— WORK TO COMPLETE —
Convert the data below into a numbered list with one entry per line, and leave out any blank lines.

+++++

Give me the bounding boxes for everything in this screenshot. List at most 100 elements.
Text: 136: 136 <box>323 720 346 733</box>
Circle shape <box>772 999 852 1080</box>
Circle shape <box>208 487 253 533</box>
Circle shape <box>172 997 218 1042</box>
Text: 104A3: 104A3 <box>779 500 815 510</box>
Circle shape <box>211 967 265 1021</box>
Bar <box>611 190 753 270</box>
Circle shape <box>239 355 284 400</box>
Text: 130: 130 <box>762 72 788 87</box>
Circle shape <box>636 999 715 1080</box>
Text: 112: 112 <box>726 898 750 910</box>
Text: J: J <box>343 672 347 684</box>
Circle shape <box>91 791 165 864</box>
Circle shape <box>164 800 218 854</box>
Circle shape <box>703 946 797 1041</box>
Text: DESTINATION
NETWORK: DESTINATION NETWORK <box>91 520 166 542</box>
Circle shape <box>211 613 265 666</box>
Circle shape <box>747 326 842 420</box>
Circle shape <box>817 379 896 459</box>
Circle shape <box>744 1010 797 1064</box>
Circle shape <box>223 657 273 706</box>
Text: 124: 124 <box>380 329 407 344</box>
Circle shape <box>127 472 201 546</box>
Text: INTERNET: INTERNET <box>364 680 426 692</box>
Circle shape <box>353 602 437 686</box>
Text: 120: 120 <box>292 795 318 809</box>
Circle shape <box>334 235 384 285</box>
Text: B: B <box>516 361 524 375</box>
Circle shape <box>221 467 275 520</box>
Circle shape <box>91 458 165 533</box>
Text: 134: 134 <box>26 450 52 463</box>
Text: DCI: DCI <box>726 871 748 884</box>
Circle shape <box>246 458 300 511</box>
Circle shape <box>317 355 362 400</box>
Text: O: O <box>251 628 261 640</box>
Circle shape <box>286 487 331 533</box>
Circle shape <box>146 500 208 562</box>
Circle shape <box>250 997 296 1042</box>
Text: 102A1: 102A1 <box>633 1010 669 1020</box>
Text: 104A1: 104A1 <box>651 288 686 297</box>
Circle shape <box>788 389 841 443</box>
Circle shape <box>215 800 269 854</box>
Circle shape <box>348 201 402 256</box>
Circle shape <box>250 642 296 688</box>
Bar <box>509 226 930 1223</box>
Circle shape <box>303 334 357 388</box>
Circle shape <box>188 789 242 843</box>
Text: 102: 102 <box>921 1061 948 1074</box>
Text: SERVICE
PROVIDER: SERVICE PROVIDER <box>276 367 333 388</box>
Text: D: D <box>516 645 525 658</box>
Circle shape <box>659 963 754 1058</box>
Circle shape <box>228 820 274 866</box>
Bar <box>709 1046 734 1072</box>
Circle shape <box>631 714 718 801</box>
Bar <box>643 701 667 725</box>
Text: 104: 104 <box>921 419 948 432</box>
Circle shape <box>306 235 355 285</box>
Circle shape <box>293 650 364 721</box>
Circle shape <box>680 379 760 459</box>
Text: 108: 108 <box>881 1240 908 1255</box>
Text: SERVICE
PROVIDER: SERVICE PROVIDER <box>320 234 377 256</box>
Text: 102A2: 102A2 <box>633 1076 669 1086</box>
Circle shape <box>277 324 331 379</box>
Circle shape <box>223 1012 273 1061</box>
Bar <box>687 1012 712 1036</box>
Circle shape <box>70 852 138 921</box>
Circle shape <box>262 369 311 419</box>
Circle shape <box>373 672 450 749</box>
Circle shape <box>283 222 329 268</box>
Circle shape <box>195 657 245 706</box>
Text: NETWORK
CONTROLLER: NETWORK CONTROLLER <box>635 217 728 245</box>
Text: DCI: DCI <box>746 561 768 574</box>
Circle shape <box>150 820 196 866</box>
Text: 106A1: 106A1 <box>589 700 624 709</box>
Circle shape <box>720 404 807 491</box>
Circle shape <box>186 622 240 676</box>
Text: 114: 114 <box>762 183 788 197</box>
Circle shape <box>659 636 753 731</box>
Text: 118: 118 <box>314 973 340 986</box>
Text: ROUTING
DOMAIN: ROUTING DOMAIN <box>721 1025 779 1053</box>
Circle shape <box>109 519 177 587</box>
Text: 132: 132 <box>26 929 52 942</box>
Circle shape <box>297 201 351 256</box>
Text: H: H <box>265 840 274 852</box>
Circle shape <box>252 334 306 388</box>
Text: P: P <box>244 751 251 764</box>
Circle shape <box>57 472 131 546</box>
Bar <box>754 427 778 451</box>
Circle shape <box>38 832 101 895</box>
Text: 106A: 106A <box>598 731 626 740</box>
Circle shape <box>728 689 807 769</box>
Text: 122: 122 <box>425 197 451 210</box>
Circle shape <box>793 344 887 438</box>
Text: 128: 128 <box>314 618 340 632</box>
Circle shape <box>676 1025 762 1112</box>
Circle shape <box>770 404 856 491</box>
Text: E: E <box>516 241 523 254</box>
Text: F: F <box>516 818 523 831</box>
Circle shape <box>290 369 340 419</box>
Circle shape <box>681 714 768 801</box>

+++++

— PROBLEM SOLUTION —
1. Give me the bounding boxes for everything in this screenshot. List at most 100 elements.
2. Text: 136: 136 <box>323 720 346 733</box>
3. Circle shape <box>772 999 852 1080</box>
4. Circle shape <box>208 487 253 533</box>
5. Circle shape <box>172 997 218 1042</box>
6. Text: 104A3: 104A3 <box>779 500 815 510</box>
7. Circle shape <box>211 967 265 1021</box>
8. Bar <box>611 190 753 270</box>
9. Circle shape <box>239 355 284 400</box>
10. Text: 130: 130 <box>762 72 788 87</box>
11. Circle shape <box>636 999 715 1080</box>
12. Text: 112: 112 <box>726 898 750 910</box>
13. Text: J: J <box>343 672 347 684</box>
14. Circle shape <box>91 791 165 864</box>
15. Circle shape <box>164 800 218 854</box>
16. Circle shape <box>703 946 797 1041</box>
17. Text: DESTINATION
18. NETWORK: DESTINATION NETWORK <box>91 520 166 542</box>
19. Circle shape <box>211 613 265 666</box>
20. Circle shape <box>747 326 842 420</box>
21. Circle shape <box>817 379 896 459</box>
22. Circle shape <box>744 1010 797 1064</box>
23. Circle shape <box>223 657 273 706</box>
24. Text: 124: 124 <box>380 329 407 344</box>
25. Circle shape <box>127 472 201 546</box>
26. Text: INTERNET: INTERNET <box>364 680 426 692</box>
27. Circle shape <box>353 602 437 686</box>
28. Text: 120: 120 <box>292 795 318 809</box>
29. Circle shape <box>334 235 384 285</box>
30. Text: B: B <box>516 361 524 375</box>
31. Circle shape <box>221 467 275 520</box>
32. Circle shape <box>91 458 165 533</box>
33. Text: 134: 134 <box>26 450 52 463</box>
34. Text: DCI: DCI <box>726 871 748 884</box>
35. Circle shape <box>246 458 300 511</box>
36. Circle shape <box>317 355 362 400</box>
37. Text: O: O <box>251 628 261 640</box>
38. Circle shape <box>286 487 331 533</box>
39. Circle shape <box>146 500 208 562</box>
40. Circle shape <box>250 997 296 1042</box>
41. Text: 102A1: 102A1 <box>633 1010 669 1020</box>
42. Text: 104A1: 104A1 <box>651 288 686 297</box>
43. Circle shape <box>788 389 841 443</box>
44. Circle shape <box>215 800 269 854</box>
45. Circle shape <box>348 201 402 256</box>
46. Circle shape <box>250 642 296 688</box>
47. Bar <box>509 226 930 1223</box>
48. Circle shape <box>303 334 357 388</box>
49. Circle shape <box>188 789 242 843</box>
50. Text: 102: 102 <box>921 1061 948 1074</box>
51. Text: SERVICE
52. PROVIDER: SERVICE PROVIDER <box>276 367 333 388</box>
53. Text: D: D <box>516 645 525 658</box>
54. Circle shape <box>659 963 754 1058</box>
55. Circle shape <box>228 820 274 866</box>
56. Bar <box>709 1046 734 1072</box>
57. Circle shape <box>631 714 718 801</box>
58. Bar <box>643 701 667 725</box>
59. Text: 104: 104 <box>921 419 948 432</box>
60. Circle shape <box>306 235 355 285</box>
61. Circle shape <box>293 650 364 721</box>
62. Circle shape <box>680 379 760 459</box>
63. Text: 108: 108 <box>881 1240 908 1255</box>
64. Text: SERVICE
65. PROVIDER: SERVICE PROVIDER <box>320 234 377 256</box>
66. Text: 102A2: 102A2 <box>633 1076 669 1086</box>
67. Circle shape <box>277 324 331 379</box>
68. Circle shape <box>223 1012 273 1061</box>
69. Bar <box>687 1012 712 1036</box>
70. Circle shape <box>70 852 138 921</box>
71. Circle shape <box>262 369 311 419</box>
72. Circle shape <box>373 672 450 749</box>
73. Circle shape <box>283 222 329 268</box>
74. Circle shape <box>195 657 245 706</box>
75. Text: NETWORK
76. CONTROLLER: NETWORK CONTROLLER <box>635 217 728 245</box>
77. Text: DCI: DCI <box>746 561 768 574</box>
78. Circle shape <box>150 820 196 866</box>
79. Text: 106A1: 106A1 <box>589 700 624 709</box>
80. Circle shape <box>720 404 807 491</box>
81. Circle shape <box>186 622 240 676</box>
82. Text: 114: 114 <box>762 183 788 197</box>
83. Circle shape <box>659 636 753 731</box>
84. Text: 118: 118 <box>314 973 340 986</box>
85. Text: ROUTING
86. DOMAIN: ROUTING DOMAIN <box>721 1025 779 1053</box>
87. Circle shape <box>109 519 177 587</box>
88. Text: 132: 132 <box>26 929 52 942</box>
89. Circle shape <box>297 201 351 256</box>
90. Text: H: H <box>265 840 274 852</box>
91. Circle shape <box>252 334 306 388</box>
92. Text: P: P <box>244 751 251 764</box>
93. Circle shape <box>57 472 131 546</box>
94. Bar <box>754 427 778 451</box>
95. Circle shape <box>38 832 101 895</box>
96. Text: 106A: 106A <box>598 731 626 740</box>
97. Circle shape <box>728 689 807 769</box>
98. Text: 122: 122 <box>425 197 451 210</box>
99. Circle shape <box>793 344 887 438</box>
100. Text: 128: 128 <box>314 618 340 632</box>
101. Circle shape <box>676 1025 762 1112</box>
102. Circle shape <box>770 404 856 491</box>
103. Text: E: E <box>516 241 523 254</box>
104. Text: F: F <box>516 818 523 831</box>
105. Circle shape <box>290 369 340 419</box>
106. Circle shape <box>681 714 768 801</box>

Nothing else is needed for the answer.